» Goal: In the entries below, find the lines that contain the word "title" and copy them.

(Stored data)
▬▬▬▬▬▬▬▬▬▬

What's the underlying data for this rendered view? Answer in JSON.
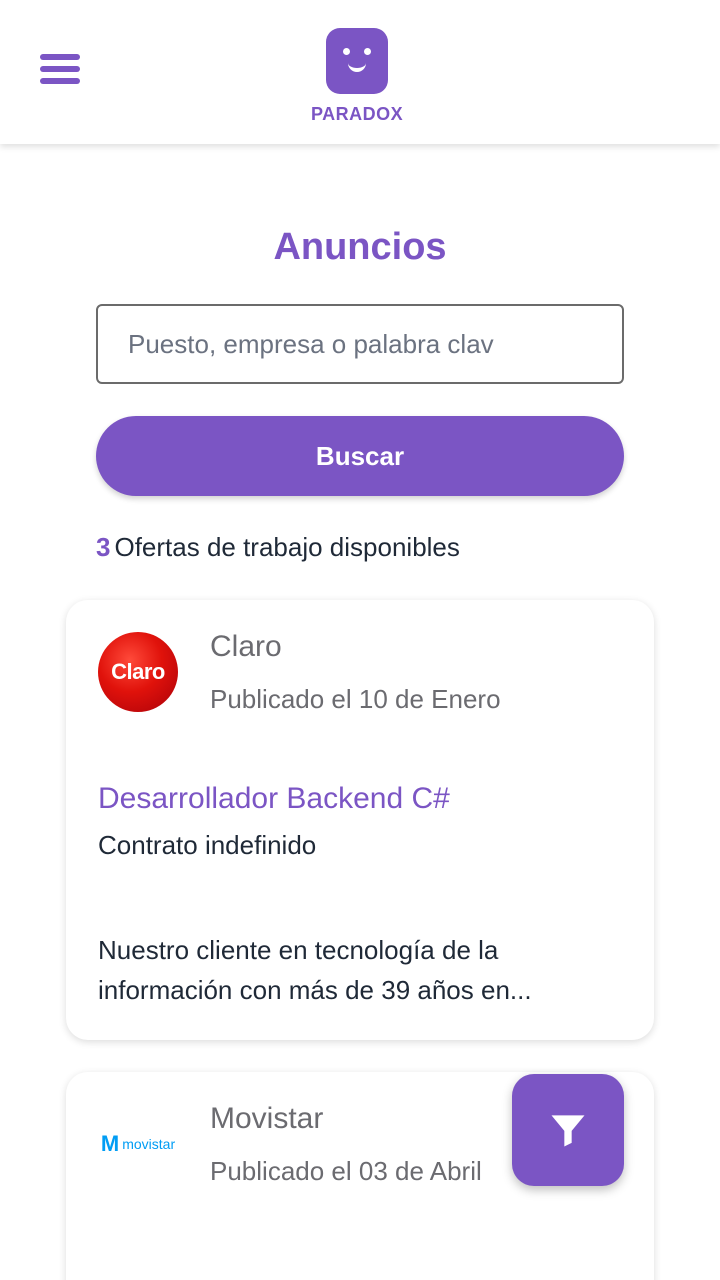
{
  "header": {
    "menu_icon": "hamburger-menu-icon",
    "brand": "PARADOX",
    "accent_color": "#7b55c4"
  },
  "main": {
    "title": "Anuncios",
    "search": {
      "placeholder": "Puesto, empresa o palabra clav",
      "value": ""
    },
    "search_button": "Buscar",
    "results": {
      "count": "3",
      "label": "Ofertas de trabajo disponibles"
    }
  },
  "jobs": [
    {
      "company": "Claro",
      "logo_text": "Claro",
      "published": "Publicado el 10 de Enero",
      "title": "Desarrollador Backend C#",
      "contract": "Contrato indefinido",
      "description": "Nuestro cliente en tecnología de la información con más de 39 años en..."
    },
    {
      "company": "Movistar",
      "logo_text": "movistar",
      "published": "Publicado el 03 de Abril"
    }
  ],
  "fab": {
    "icon": "filter-icon"
  }
}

▬▬▬▬▬▬▬▬▬▬

» Expected answer:
    "title": "Anuncios",
      "title": "Desarrollador Backend C#",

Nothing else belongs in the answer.